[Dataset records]
════════════════════

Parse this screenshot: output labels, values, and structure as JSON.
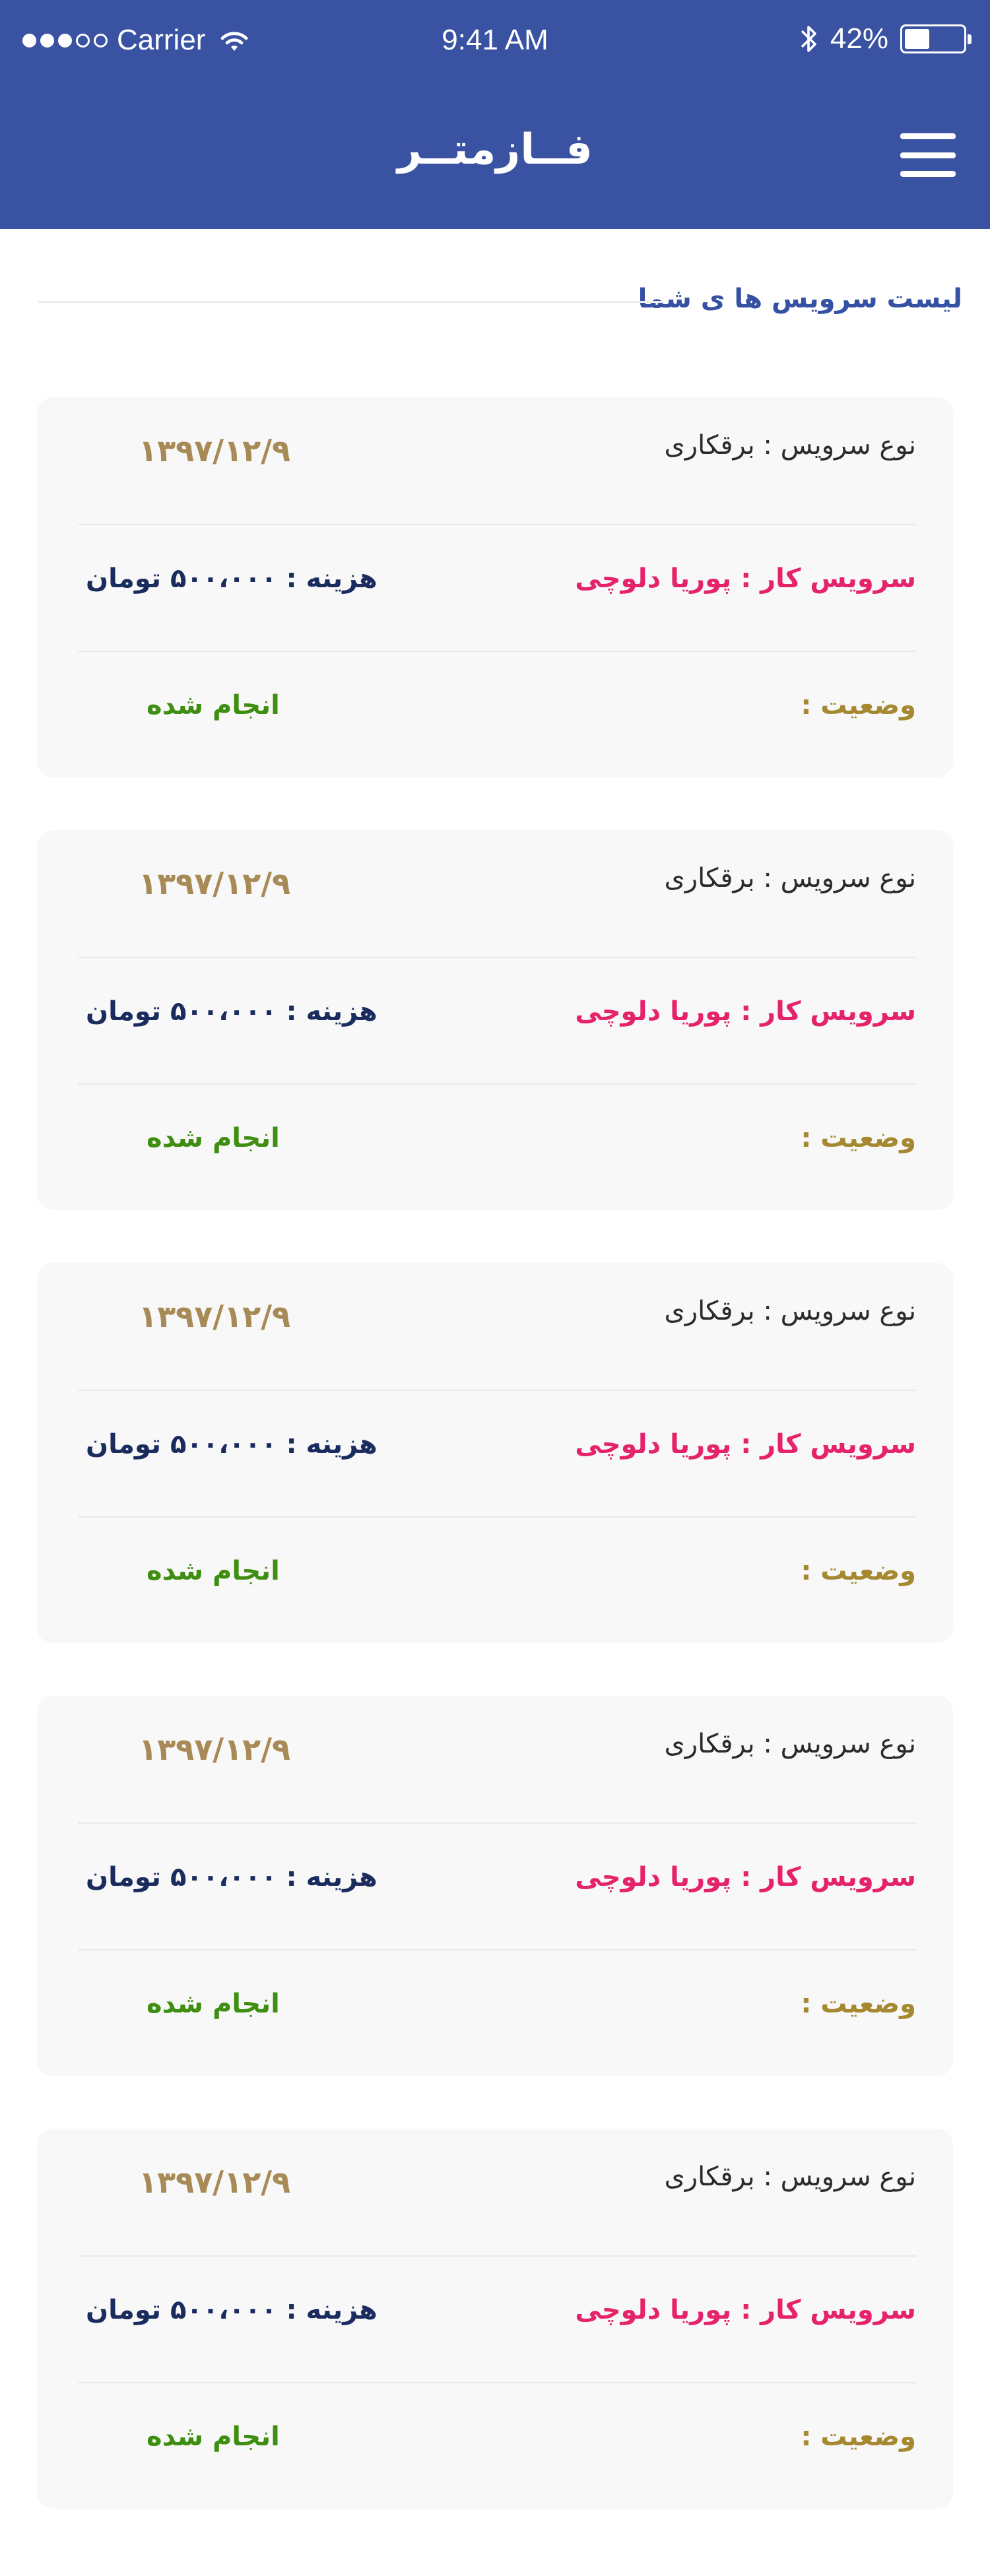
{
  "status_bar": {
    "carrier": "Carrier",
    "time": "9:41 AM",
    "battery_percent": "42%",
    "battery_level": 0.42,
    "signal_strength": 3,
    "signal_max": 5
  },
  "header": {
    "title": "فــازمتــر",
    "menu_icon": "hamburger-menu-icon",
    "background_color": "#3952a2"
  },
  "section": {
    "title": "لیست سرویس ها ی شما"
  },
  "services": [
    {
      "type": "نوع سرویس : برقکاری",
      "date": "۱۳۹۷/۱۲/۹",
      "technician": "سرویس کار : پوریا دلوچی",
      "cost": "هزینه : ۵۰۰،۰۰۰ تومان",
      "status_label": "وضعیت :",
      "status_value": "انجام شده"
    },
    {
      "type": "نوع سرویس : برقکاری",
      "date": "۱۳۹۷/۱۲/۹",
      "technician": "سرویس کار : پوریا دلوچی",
      "cost": "هزینه : ۵۰۰،۰۰۰ تومان",
      "status_label": "وضعیت :",
      "status_value": "انجام شده"
    },
    {
      "type": "نوع سرویس : برقکاری",
      "date": "۱۳۹۷/۱۲/۹",
      "technician": "سرویس کار : پوریا دلوچی",
      "cost": "هزینه : ۵۰۰،۰۰۰ تومان",
      "status_label": "وضعیت :",
      "status_value": "انجام شده"
    },
    {
      "type": "نوع سرویس : برقکاری",
      "date": "۱۳۹۷/۱۲/۹",
      "technician": "سرویس کار : پوریا دلوچی",
      "cost": "هزینه : ۵۰۰،۰۰۰ تومان",
      "status_label": "وضعیت :",
      "status_value": "انجام شده"
    },
    {
      "type": "نوع سرویس : برقکاری",
      "date": "۱۳۹۷/۱۲/۹",
      "technician": "سرویس کار : پوریا دلوچی",
      "cost": "هزینه : ۵۰۰،۰۰۰ تومان",
      "status_label": "وضعیت :",
      "status_value": "انجام شده"
    }
  ],
  "colors": {
    "accent": "#3952a2",
    "technician": "#e5236b",
    "cost": "#1a2c5e",
    "date": "#a78a55",
    "status_label": "#a58830",
    "status_done": "#3e8e12",
    "card_background": "#f8f8f8"
  }
}
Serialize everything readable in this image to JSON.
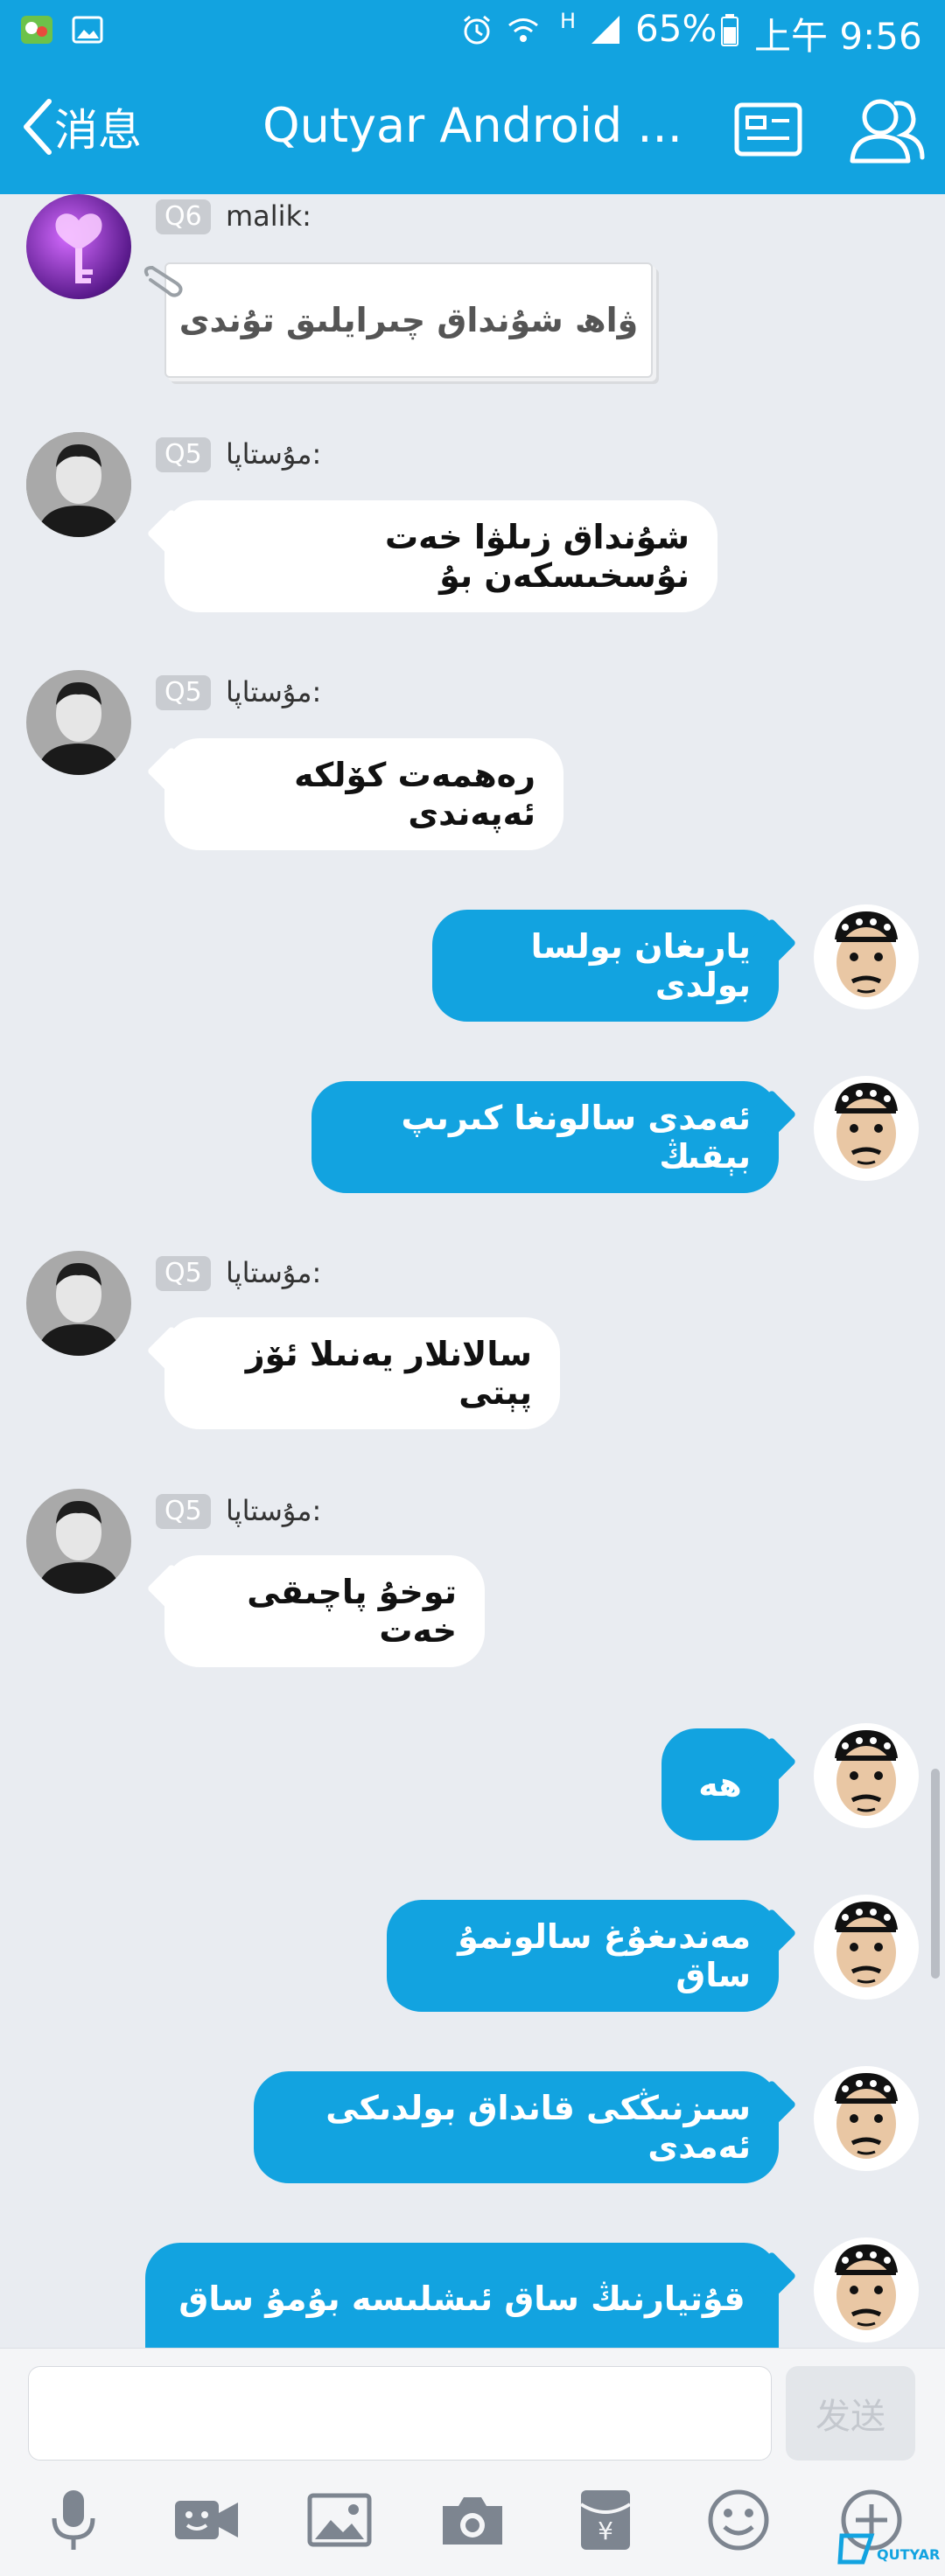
{
  "status_bar": {
    "battery": "65%",
    "time": "上午 9:56",
    "network": "H"
  },
  "nav": {
    "back_label": "消息",
    "title": "Qutyar Android ..."
  },
  "messages": [
    {
      "direction": "in",
      "badge": "Q6",
      "sender": "malik:",
      "text": "ۋاھ شۇنداق چىرايلىق تۇندى"
    },
    {
      "direction": "in",
      "badge": "Q5",
      "sender": "مۇستاپا:",
      "text": "شۇنداق زىلۋا خەت نۇسخىسكەن بۇ"
    },
    {
      "direction": "in",
      "badge": "Q5",
      "sender": "مۇستاپا:",
      "text": "رەھمەت كۆلكە ئەپەندى"
    },
    {
      "direction": "out",
      "text": "يارىغان بولسا بولدى"
    },
    {
      "direction": "out",
      "text": "ئەمدى سالونغا كىرىپ بېقىڭ"
    },
    {
      "direction": "in",
      "badge": "Q5",
      "sender": "مۇستاپا:",
      "text": "سالانلار يەنىلا ئۆز پېتى"
    },
    {
      "direction": "in",
      "badge": "Q5",
      "sender": "مۇستاپا:",
      "text": "توخۇ پاچىقى خەت"
    },
    {
      "direction": "out",
      "text": "ھە"
    },
    {
      "direction": "out",
      "text": "مەندىغۇغ سالونمۇ ساق"
    },
    {
      "direction": "out",
      "text": "سىزنىڭكى قانداق بولدىكى ئەمدى"
    },
    {
      "direction": "out",
      "text": "قۇتيارنىڭ ساق ئىشلىسە بۇمۇ ساق"
    }
  ],
  "input": {
    "placeholder": "",
    "send_label": "发送"
  },
  "toolbar": [
    "microphone-icon",
    "video-call-icon",
    "image-icon",
    "camera-icon",
    "red-packet-icon",
    "emoji-icon",
    "plus-icon"
  ],
  "watermark": {
    "text": "QUTYAR"
  },
  "colors": {
    "accent": "#12a3e0",
    "background": "#e9ecf1",
    "incoming_bubble": "#ffffff"
  }
}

════════════════════

_Your instructions_: Look through the entries above; copy every line holding the string "title".

_Complete response_:
    "title": "فــازمتــر",
    "title": "لیست سرویس ها ی شما"
    "title": "Qutyar Android ..."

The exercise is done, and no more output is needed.